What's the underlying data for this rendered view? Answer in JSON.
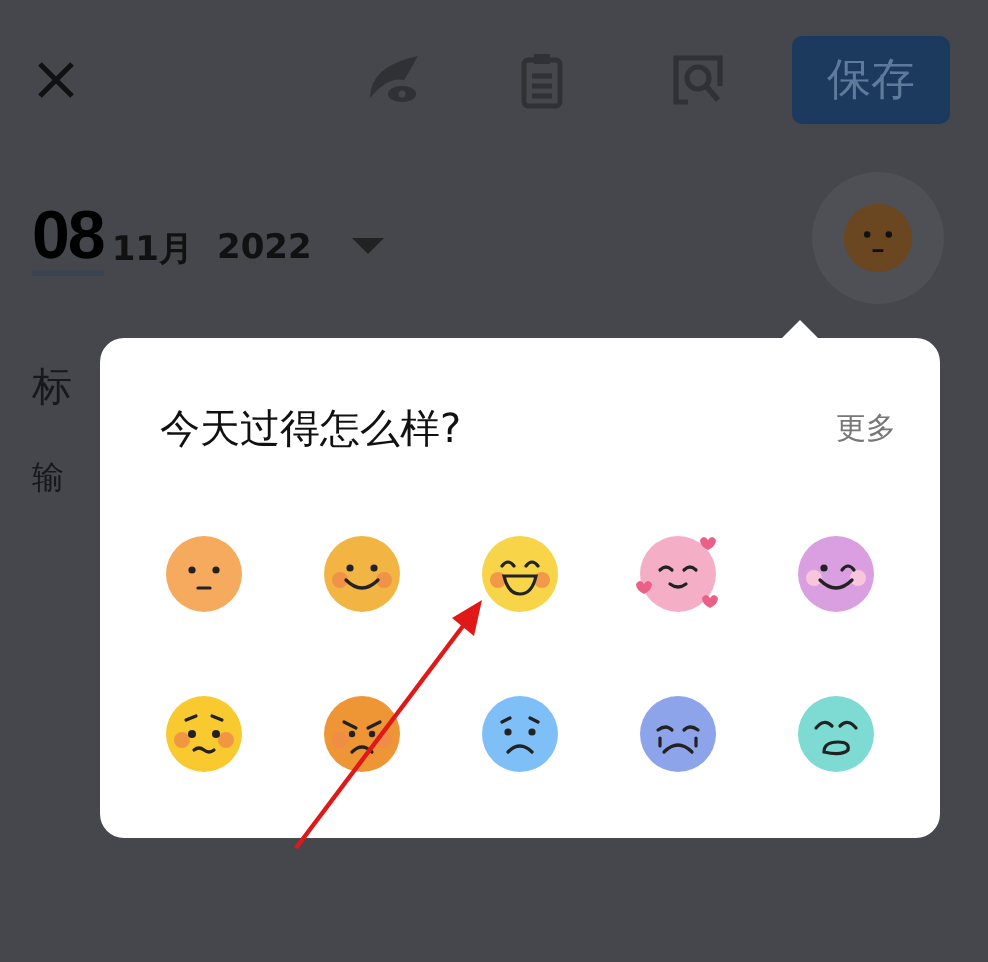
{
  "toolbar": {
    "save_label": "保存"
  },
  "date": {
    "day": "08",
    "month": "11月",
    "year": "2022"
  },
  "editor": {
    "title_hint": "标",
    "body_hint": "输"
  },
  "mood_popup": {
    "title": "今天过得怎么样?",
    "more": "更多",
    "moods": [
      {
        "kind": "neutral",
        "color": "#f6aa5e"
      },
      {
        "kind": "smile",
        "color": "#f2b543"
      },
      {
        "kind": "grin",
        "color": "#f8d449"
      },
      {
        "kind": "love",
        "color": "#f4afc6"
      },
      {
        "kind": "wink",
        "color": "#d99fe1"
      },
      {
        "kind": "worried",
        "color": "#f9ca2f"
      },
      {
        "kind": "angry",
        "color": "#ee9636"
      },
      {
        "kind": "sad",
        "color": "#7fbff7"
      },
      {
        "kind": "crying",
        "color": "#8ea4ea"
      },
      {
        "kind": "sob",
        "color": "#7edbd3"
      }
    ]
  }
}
********************
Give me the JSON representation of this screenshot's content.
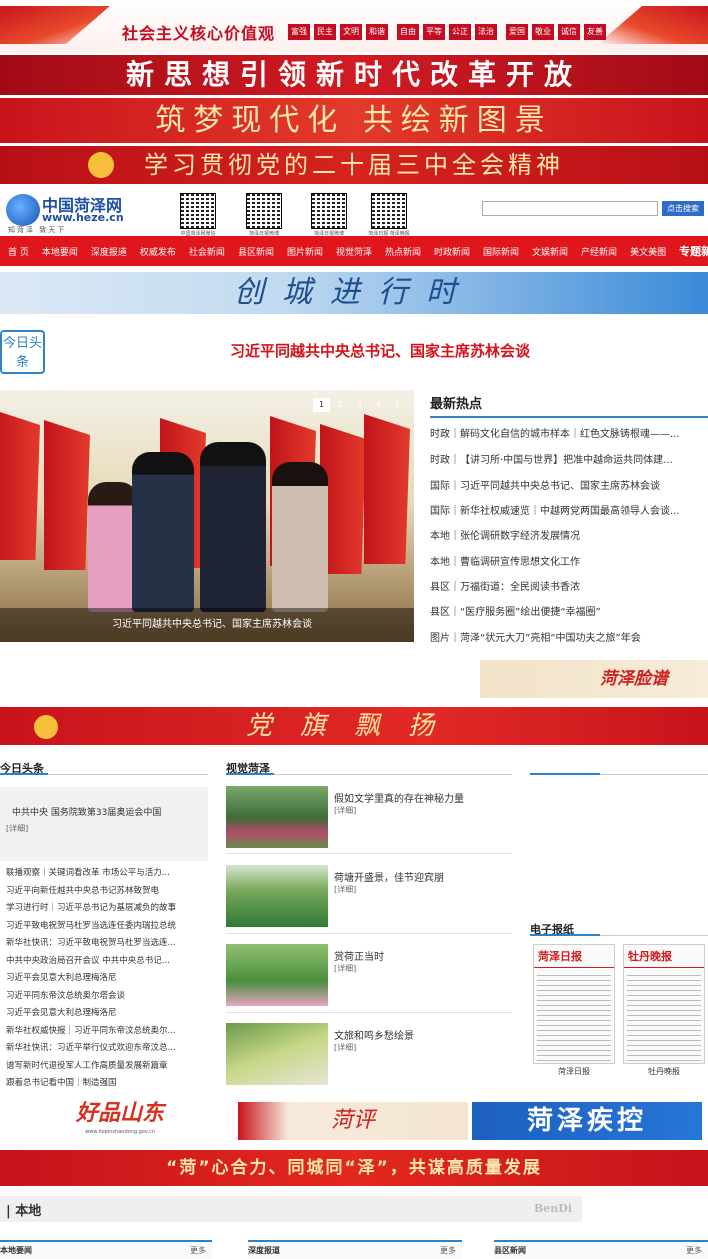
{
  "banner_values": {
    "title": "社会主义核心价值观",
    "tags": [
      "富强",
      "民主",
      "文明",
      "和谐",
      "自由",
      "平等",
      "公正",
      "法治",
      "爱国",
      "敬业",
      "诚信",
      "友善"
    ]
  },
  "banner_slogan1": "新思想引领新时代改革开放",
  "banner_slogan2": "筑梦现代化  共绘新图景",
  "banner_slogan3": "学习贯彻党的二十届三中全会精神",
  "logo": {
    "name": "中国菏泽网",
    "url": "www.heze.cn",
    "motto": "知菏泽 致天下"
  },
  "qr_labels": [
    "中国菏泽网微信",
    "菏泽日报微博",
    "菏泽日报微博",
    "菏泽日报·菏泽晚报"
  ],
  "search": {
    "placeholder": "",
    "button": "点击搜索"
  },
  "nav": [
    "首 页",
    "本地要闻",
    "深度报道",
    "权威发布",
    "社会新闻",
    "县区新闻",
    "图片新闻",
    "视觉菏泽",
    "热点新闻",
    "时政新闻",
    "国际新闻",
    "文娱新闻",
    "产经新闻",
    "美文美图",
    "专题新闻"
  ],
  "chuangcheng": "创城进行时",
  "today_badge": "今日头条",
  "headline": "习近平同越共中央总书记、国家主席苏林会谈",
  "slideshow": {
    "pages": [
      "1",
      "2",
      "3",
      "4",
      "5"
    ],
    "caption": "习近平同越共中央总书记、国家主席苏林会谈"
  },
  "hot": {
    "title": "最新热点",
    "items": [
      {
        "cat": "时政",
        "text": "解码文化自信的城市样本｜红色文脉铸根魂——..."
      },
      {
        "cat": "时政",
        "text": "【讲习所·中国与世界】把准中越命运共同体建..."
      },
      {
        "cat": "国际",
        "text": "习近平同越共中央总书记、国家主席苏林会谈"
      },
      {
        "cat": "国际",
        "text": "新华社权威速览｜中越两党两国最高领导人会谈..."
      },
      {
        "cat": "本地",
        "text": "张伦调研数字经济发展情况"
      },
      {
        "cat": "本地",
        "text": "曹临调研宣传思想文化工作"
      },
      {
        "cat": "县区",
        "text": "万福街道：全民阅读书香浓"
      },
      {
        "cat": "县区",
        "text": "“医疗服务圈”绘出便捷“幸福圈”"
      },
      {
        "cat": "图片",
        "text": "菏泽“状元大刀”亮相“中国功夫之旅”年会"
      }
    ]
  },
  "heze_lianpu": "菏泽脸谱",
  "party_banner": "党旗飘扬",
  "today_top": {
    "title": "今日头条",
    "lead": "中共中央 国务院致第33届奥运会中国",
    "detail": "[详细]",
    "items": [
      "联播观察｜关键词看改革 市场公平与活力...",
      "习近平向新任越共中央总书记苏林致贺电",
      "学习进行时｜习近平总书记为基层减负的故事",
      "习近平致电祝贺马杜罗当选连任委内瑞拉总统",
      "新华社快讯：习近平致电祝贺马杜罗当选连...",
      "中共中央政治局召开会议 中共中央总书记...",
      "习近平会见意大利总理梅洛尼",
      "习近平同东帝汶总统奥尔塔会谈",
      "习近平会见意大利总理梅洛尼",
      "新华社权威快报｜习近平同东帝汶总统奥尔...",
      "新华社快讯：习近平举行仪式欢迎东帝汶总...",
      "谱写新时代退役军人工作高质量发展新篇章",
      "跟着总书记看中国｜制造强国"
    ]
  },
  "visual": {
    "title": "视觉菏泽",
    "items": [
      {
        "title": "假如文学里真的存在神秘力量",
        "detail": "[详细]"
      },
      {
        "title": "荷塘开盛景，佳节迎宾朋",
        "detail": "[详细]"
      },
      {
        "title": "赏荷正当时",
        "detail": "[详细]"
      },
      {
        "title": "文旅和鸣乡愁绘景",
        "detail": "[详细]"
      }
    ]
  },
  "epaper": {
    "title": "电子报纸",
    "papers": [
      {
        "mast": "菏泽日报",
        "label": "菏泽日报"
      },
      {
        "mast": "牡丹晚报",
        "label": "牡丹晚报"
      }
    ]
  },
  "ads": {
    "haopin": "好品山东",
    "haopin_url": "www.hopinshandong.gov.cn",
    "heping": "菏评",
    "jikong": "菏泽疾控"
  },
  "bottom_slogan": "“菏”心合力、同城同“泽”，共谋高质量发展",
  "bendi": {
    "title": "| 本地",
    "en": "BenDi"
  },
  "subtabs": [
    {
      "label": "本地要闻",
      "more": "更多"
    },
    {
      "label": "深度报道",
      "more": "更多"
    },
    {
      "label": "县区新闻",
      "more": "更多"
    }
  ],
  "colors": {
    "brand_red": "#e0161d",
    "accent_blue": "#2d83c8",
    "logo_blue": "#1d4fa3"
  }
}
********************
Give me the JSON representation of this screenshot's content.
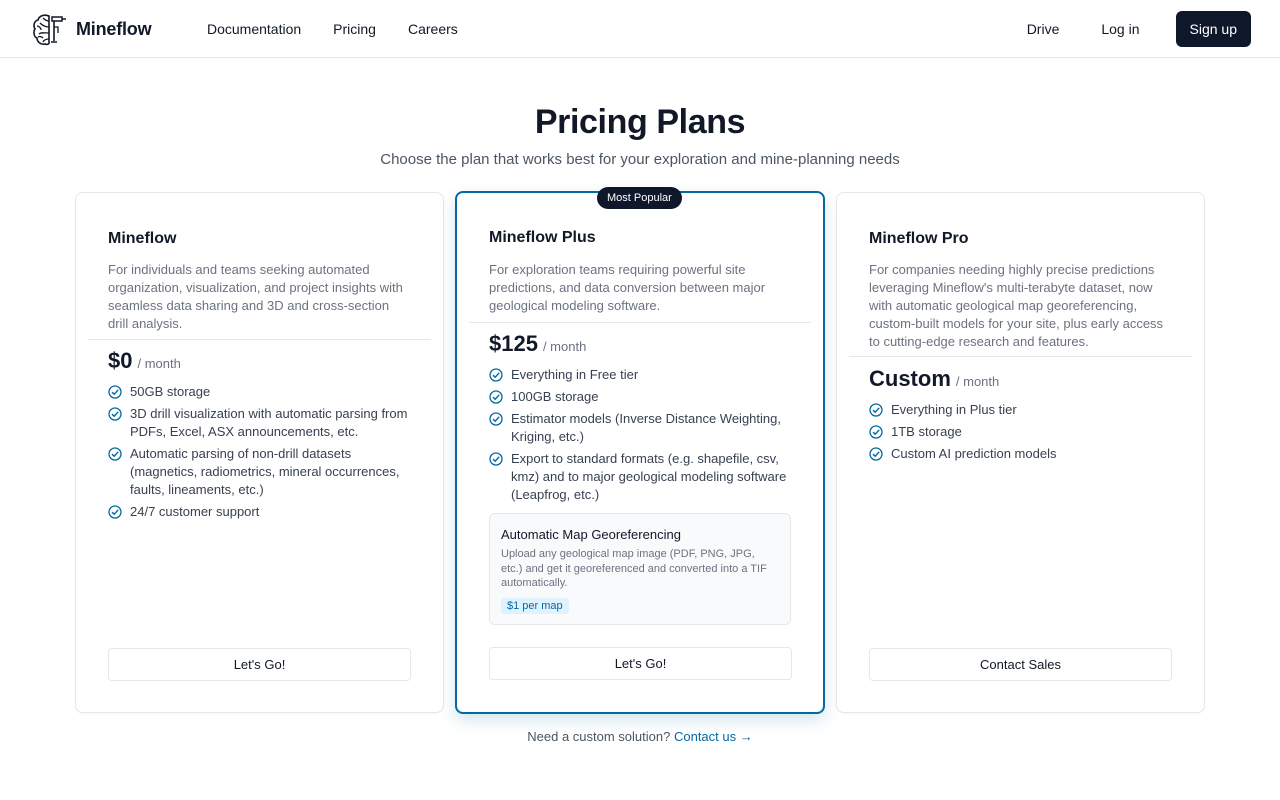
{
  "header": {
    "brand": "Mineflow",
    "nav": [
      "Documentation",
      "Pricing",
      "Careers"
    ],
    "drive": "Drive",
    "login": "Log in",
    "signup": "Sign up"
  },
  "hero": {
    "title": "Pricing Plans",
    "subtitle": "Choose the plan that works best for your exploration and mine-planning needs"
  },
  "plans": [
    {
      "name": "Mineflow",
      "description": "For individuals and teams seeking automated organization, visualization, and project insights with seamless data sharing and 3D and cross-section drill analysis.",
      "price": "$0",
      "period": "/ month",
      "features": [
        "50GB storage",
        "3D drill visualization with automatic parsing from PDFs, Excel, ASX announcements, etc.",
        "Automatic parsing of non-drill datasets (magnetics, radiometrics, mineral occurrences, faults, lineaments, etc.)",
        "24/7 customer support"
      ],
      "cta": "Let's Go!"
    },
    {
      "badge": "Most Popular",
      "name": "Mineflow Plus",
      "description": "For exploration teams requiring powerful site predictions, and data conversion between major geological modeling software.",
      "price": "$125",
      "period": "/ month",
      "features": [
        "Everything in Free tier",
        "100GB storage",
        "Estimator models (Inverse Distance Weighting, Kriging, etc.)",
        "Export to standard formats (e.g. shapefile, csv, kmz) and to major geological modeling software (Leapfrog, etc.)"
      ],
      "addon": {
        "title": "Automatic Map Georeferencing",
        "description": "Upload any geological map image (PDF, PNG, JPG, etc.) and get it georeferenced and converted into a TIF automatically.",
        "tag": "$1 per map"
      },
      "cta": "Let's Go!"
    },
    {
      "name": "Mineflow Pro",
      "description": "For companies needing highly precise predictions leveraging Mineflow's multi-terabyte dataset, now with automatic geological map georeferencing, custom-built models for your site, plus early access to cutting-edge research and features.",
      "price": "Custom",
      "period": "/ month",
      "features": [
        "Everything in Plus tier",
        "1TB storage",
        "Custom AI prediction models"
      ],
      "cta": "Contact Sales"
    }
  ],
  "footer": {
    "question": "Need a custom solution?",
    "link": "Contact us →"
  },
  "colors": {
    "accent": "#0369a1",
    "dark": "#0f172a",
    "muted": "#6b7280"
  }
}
********************
For each line above that contains the word "visualization", copy that line.

      "description": "For individuals and teams seeking automated organization, visualization, and project insights with seamless data sharing and 3D and cross-section drill analysis.",
        "3D drill visualization with automatic parsing from PDFs, Excel, ASX announcements, etc.",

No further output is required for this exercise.